Records from a collection of figures:
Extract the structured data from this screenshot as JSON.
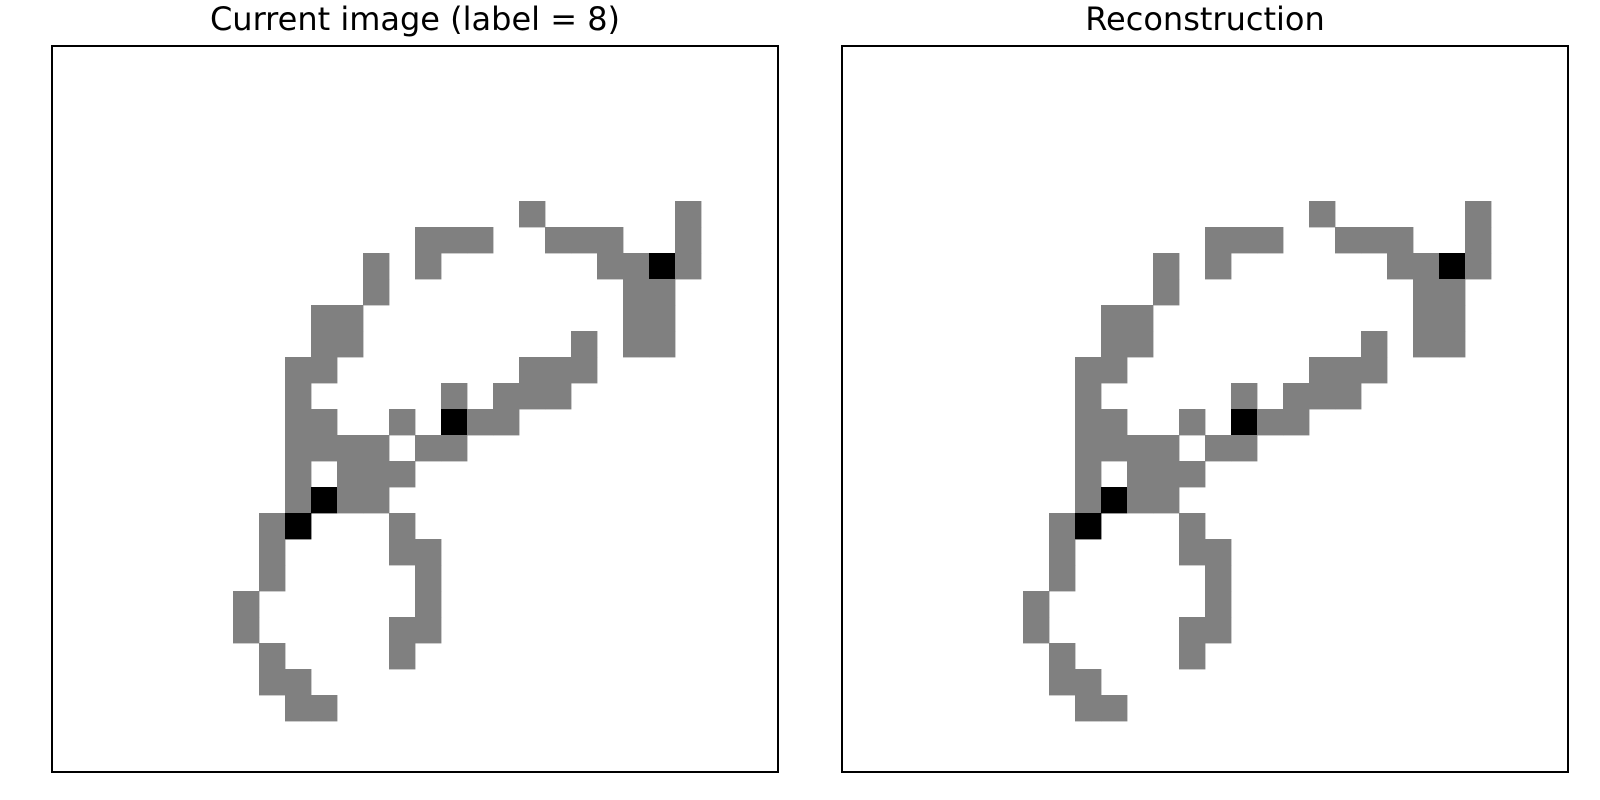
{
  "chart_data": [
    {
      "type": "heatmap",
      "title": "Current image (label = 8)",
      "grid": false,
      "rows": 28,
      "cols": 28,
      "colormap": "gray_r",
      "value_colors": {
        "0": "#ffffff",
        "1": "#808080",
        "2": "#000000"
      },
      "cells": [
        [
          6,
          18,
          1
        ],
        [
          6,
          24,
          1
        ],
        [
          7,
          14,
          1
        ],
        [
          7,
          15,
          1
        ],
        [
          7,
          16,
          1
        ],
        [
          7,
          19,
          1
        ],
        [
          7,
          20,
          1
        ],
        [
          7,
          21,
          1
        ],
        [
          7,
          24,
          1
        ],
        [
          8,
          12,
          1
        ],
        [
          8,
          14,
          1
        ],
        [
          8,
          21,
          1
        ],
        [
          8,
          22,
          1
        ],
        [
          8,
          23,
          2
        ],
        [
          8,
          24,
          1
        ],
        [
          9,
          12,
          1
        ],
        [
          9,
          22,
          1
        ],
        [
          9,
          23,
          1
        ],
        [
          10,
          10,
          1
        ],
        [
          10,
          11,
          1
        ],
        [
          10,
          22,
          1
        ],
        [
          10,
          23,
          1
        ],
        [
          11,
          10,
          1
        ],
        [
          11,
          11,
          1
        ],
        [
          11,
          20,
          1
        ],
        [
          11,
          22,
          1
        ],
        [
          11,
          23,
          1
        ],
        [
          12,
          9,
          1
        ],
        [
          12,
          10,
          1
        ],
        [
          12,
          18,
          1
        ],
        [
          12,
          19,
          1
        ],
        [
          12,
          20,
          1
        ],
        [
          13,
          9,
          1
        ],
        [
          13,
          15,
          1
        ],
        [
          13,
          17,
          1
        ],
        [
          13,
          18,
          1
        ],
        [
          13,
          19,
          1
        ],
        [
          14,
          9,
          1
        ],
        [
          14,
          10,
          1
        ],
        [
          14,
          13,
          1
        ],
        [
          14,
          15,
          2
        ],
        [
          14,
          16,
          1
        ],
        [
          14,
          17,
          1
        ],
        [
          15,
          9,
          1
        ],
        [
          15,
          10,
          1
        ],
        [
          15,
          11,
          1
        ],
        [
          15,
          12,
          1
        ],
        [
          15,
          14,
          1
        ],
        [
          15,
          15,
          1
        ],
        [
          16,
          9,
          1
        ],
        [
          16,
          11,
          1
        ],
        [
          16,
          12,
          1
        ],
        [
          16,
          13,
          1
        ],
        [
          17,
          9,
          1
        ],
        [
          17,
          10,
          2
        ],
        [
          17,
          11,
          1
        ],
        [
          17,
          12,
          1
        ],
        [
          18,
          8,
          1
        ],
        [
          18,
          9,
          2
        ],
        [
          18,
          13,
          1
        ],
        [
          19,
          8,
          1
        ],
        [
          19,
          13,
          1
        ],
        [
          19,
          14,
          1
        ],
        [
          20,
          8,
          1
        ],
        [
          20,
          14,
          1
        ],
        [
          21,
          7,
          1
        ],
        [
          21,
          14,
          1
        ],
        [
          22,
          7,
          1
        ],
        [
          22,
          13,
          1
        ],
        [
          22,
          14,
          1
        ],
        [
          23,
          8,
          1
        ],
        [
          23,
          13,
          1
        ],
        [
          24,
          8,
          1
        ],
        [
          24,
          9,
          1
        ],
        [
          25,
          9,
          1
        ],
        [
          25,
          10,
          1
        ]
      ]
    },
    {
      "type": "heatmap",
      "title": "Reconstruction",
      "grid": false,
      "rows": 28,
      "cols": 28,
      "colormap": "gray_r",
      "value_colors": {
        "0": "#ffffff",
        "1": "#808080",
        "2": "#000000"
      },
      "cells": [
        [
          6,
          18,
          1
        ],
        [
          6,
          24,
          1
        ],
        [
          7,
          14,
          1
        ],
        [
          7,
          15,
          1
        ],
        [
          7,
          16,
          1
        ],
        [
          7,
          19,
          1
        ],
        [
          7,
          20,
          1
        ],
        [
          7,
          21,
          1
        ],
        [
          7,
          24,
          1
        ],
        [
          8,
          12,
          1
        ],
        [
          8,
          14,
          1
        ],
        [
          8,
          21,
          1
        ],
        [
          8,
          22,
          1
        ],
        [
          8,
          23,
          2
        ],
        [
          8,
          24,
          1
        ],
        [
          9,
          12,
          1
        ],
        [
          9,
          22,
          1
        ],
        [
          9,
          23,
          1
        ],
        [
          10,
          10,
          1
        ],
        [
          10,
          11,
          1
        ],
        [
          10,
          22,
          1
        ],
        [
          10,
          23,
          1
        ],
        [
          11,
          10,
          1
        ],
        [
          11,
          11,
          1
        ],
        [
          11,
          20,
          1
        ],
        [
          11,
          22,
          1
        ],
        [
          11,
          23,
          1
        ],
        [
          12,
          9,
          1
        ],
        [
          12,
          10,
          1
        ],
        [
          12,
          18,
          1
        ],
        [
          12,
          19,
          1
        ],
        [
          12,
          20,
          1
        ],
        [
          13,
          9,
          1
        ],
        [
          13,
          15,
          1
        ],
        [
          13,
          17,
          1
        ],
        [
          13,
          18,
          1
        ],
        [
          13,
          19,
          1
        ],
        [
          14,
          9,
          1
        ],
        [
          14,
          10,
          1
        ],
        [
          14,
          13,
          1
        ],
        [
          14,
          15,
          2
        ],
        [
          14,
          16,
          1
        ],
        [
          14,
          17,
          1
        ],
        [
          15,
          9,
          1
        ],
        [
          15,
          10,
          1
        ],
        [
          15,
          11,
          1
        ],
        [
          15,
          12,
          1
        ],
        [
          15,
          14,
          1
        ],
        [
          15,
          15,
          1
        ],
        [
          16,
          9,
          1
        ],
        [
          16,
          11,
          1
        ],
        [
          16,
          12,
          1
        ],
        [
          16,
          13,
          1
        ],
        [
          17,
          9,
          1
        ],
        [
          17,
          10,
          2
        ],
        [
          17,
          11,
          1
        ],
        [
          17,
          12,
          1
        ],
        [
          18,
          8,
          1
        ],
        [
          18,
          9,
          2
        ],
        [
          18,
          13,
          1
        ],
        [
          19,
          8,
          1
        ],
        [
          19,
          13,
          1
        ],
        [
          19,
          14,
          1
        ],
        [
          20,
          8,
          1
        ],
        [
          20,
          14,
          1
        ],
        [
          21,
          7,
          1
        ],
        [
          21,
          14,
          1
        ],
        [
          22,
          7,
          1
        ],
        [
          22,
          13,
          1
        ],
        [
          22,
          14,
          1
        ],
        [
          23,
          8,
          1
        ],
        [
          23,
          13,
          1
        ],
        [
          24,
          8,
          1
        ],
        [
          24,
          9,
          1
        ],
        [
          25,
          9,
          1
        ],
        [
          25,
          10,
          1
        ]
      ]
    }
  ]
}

(OBJECTIVE) Check each line above for "title" and return the ones that have it.

(SOLVED EXERCISE)
      "title": "Current image (label = 8)",
      "title": "Reconstruction",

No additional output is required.